- **DATA TO USE**
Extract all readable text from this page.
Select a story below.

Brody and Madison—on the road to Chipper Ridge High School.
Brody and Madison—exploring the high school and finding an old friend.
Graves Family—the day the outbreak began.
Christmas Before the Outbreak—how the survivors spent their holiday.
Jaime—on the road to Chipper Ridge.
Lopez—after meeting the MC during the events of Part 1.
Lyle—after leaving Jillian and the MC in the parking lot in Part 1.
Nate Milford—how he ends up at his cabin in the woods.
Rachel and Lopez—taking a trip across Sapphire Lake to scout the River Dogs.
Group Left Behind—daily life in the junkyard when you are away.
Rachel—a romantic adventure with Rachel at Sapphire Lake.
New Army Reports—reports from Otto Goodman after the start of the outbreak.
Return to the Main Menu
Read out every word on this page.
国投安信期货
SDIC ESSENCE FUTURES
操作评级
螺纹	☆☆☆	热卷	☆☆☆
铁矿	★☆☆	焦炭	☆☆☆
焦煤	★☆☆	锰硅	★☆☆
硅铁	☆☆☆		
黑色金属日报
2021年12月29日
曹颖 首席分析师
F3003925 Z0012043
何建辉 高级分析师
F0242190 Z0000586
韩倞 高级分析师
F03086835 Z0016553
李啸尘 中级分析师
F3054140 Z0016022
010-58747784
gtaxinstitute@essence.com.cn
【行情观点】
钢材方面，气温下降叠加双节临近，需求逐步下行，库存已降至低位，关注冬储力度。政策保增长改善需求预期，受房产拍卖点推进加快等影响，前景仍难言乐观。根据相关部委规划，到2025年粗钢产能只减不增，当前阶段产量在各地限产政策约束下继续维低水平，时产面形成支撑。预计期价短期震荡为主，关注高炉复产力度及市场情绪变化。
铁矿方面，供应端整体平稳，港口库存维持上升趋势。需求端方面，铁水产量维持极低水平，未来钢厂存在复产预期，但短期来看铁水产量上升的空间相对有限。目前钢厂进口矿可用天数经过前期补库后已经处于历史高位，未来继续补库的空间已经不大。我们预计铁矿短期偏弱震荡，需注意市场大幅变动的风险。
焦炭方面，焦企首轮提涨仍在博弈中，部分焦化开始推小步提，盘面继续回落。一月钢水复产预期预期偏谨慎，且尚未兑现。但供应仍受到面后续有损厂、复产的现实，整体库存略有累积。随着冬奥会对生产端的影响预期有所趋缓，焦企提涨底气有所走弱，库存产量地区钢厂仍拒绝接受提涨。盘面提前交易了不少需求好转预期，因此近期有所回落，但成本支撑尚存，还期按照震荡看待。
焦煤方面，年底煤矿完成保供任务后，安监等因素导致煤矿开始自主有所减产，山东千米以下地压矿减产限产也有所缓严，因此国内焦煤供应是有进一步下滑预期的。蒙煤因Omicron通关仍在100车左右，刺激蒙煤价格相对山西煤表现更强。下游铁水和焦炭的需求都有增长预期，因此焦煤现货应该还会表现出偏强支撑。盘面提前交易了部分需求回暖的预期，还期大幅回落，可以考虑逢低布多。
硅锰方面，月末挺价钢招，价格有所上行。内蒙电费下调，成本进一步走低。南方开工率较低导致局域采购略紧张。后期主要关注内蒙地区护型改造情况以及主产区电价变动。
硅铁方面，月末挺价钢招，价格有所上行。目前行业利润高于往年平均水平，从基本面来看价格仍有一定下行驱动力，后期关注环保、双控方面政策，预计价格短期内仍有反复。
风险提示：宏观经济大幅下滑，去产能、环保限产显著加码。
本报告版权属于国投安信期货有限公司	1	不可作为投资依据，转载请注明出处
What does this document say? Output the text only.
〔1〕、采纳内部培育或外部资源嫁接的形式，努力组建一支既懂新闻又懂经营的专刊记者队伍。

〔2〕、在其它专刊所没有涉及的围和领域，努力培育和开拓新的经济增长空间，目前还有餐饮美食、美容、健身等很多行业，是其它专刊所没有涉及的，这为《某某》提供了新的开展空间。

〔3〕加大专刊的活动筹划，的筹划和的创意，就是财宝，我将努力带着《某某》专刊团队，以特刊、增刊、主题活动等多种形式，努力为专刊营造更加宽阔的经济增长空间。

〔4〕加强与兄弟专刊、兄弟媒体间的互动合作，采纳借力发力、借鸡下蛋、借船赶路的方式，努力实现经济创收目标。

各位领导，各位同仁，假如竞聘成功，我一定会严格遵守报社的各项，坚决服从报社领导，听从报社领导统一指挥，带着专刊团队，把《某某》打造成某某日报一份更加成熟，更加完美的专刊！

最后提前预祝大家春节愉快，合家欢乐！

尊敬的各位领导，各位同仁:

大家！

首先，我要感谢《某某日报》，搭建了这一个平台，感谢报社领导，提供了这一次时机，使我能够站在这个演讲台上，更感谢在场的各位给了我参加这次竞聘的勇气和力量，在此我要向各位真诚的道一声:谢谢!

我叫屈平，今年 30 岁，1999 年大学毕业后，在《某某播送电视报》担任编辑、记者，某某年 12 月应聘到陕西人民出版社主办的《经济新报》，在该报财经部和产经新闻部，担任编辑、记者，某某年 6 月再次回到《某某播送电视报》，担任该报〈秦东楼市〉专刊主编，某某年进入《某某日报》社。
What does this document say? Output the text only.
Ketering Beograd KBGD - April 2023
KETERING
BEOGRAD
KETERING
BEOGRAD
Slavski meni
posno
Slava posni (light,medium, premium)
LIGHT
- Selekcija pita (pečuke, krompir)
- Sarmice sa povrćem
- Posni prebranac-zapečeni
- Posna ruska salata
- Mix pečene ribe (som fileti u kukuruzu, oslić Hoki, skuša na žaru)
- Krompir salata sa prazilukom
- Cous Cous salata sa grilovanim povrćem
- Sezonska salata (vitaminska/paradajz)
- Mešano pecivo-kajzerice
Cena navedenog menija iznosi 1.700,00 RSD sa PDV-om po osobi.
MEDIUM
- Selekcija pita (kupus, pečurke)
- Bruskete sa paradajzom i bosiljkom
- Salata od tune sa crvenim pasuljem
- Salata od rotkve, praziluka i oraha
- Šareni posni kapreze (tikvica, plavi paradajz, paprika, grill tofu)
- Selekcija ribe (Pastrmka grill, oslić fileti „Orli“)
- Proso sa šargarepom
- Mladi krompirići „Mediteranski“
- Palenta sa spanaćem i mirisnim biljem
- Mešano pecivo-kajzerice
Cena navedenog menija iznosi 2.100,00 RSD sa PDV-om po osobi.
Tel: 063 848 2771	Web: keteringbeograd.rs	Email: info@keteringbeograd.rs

- **TASK OBJECTIVE**
Write the data from above out again, exactly.

- **FULL ANSWER**
Extract all readable text from this page.
Select a story below.

Brody and Madison—on the road to Chipper Ridge High School.
Brody and Madison—exploring the high school and finding an old friend.
Graves Family—the day the outbreak began.
Christmas Before the Outbreak—how the survivors spent their holiday.
Jaime—on the road to Chipper Ridge.
Lopez—after meeting the MC during the events of Part 1.
Lyle—after leaving Jillian and the MC in the parking lot in Part 1.
Nate Milford—how he ends up at his cabin in the woods.
Rachel and Lopez—taking a trip across Sapphire Lake to scout the River Dogs.
Group Left Behind—daily life in the junkyard when you are away.
Rachel—a romantic adventure with Rachel at Sapphire Lake.
New Army Reports—reports from Otto Goodman after the start of the outbreak.
Return to the Main Menu
Read out every word on this page.
国投安信期货
SDIC ESSENCE FUTURES
操作评级
螺纹	☆☆☆	热卷	☆☆☆
铁矿	★☆☆	焦炭	☆☆☆
焦煤	★☆☆	锰硅	★☆☆
硅铁	☆☆☆		
黑色金属日报
2021年12月29日
曹颖 首席分析师
F3003925 Z0012043
何建辉 高级分析师
F0242190 Z0000586
韩倞 高级分析师
F03086835 Z0016553
李啸尘 中级分析师
F3054140 Z0016022
010-58747784
gtaxinstitute@essence.com.cn
【行情观点】
钢材方面，气温下降叠加双节临近，需求逐步下行，库存已降至低位，关注冬储力度。政策保增长改善需求预期，受房产拍卖点推进加快等影响，前景仍难言乐观。根据相关部委规划，到2025年粗钢产能只减不增，当前阶段产量在各地限产政策约束下继续维低水平，时产面形成支撑。预计期价短期震荡为主，关注高炉复产力度及市场情绪变化。
铁矿方面，供应端整体平稳，港口库存维持上升趋势。需求端方面，铁水产量维持极低水平，未来钢厂存在复产预期，但短期来看铁水产量上升的空间相对有限。目前钢厂进口矿可用天数经过前期补库后已经处于历史高位，未来继续补库的空间已经不大。我们预计铁矿短期偏弱震荡，需注意市场大幅变动的风险。
焦炭方面，焦企首轮提涨仍在博弈中，部分焦化开始推小步提，盘面继续回落。一月钢水复产预期预期偏谨慎，且尚未兑现。但供应仍受到面后续有损厂、复产的现实，整体库存略有累积。随着冬奥会对生产端的影响预期有所趋缓，焦企提涨底气有所走弱，库存产量地区钢厂仍拒绝接受提涨。盘面提前交易了不少需求好转预期，因此近期有所回落，但成本支撑尚存，还期按照震荡看待。
焦煤方面，年底煤矿完成保供任务后，安监等因素导致煤矿开始自主有所减产，山东千米以下地压矿减产限产也有所缓严，因此国内焦煤供应是有进一步下滑预期的。蒙煤因Omicron通关仍在100车左右，刺激蒙煤价格相对山西煤表现更强。下游铁水和焦炭的需求都有增长预期，因此焦煤现货应该还会表现出偏强支撑。盘面提前交易了部分需求回暖的预期，还期大幅回落，可以考虑逢低布多。
硅锰方面，月末挺价钢招，价格有所上行。内蒙电费下调，成本进一步走低。南方开工率较低导致局域采购略紧张。后期主要关注内蒙地区护型改造情况以及主产区电价变动。
硅铁方面，月末挺价钢招，价格有所上行。目前行业利润高于往年平均水平，从基本面来看价格仍有一定下行驱动力，后期关注环保、双控方面政策，预计价格短期内仍有反复。
风险提示：宏观经济大幅下滑，去产能、环保限产显著加码。
本报告版权属于国投安信期货有限公司	1	不可作为投资依据，转载请注明出处
What does this document say? Output the text only.
〔1〕、采纳内部培育或外部资源嫁接的形式，努力组建一支既懂新闻又懂经营的专刊记者队伍。

〔2〕、在其它专刊所没有涉及的围和领域，努力培育和开拓新的经济增长空间，目前还有餐饮美食、美容、健身等很多行业，是其它专刊所没有涉及的，这为《某某》提供了新的开展空间。

〔3〕加大专刊的活动筹划，的筹划和的创意，就是财宝，我将努力带着《某某》专刊团队，以特刊、增刊、主题活动等多种形式，努力为专刊营造更加宽阔的经济增长空间。

〔4〕加强与兄弟专刊、兄弟媒体间的互动合作，采纳借力发力、借鸡下蛋、借船赶路的方式，努力实现经济创收目标。

各位领导，各位同仁，假如竞聘成功，我一定会严格遵守报社的各项，坚决服从报社领导，听从报社领导统一指挥，带着专刊团队，把《某某》打造成某某日报一份更加成熟，更加完美的专刊！

最后提前预祝大家春节愉快，合家欢乐！

尊敬的各位领导，各位同仁:

大家！

首先，我要感谢《某某日报》，搭建了这一个平台，感谢报社领导，提供了这一次时机，使我能够站在这个演讲台上，更感谢在场的各位给了我参加这次竞聘的勇气和力量，在此我要向各位真诚的道一声:谢谢!

我叫屈平，今年 30 岁，1999 年大学毕业后，在《某某播送电视报》担任编辑、记者，某某年 12 月应聘到陕西人民出版社主办的《经济新报》，在该报财经部和产经新闻部，担任编辑、记者，某某年 6 月再次回到《某某播送电视报》，担任该报〈秦东楼市〉专刊主编，某某年进入《某某日报》社。
What does this document say? Output the text only.
Ketering Beograd KBGD - April 2023
KETERING
BEOGRAD
KETERING
BEOGRAD
Slavski meni
posno
Slava posni (light,medium, premium)
LIGHT
- Selekcija pita (pečuke, krompir)
- Sarmice sa povrćem
- Posni prebranac-zapečeni
- Posna ruska salata
- Mix pečene ribe (som fileti u kukuruzu, oslić Hoki, skuša na žaru)
- Krompir salata sa prazilukom
- Cous Cous salata sa grilovanim povrćem
- Sezonska salata (vitaminska/paradajz)
- Mešano pecivo-kajzerice
Cena navedenog menija iznosi 1.700,00 RSD sa PDV-om po osobi.
MEDIUM
- Selekcija pita (kupus, pečurke)
- Bruskete sa paradajzom i bosiljkom
- Salata od tune sa crvenim pasuljem
- Salata od rotkve, praziluka i oraha
- Šareni posni kapreze (tikvica, plavi paradajz, paprika, grill tofu)
- Selekcija ribe (Pastrmka grill, oslić fileti „Orli“)
- Proso sa šargarepom
- Mladi krompirići „Mediteranski“
- Palenta sa spanaćem i mirisnim biljem
- Mešano pecivo-kajzerice
Cena navedenog menija iznosi 2.100,00 RSD sa PDV-om po osobi.
Tel: 063 848 2771	Web: keteringbeograd.rs	Email: info@keteringbeograd.rs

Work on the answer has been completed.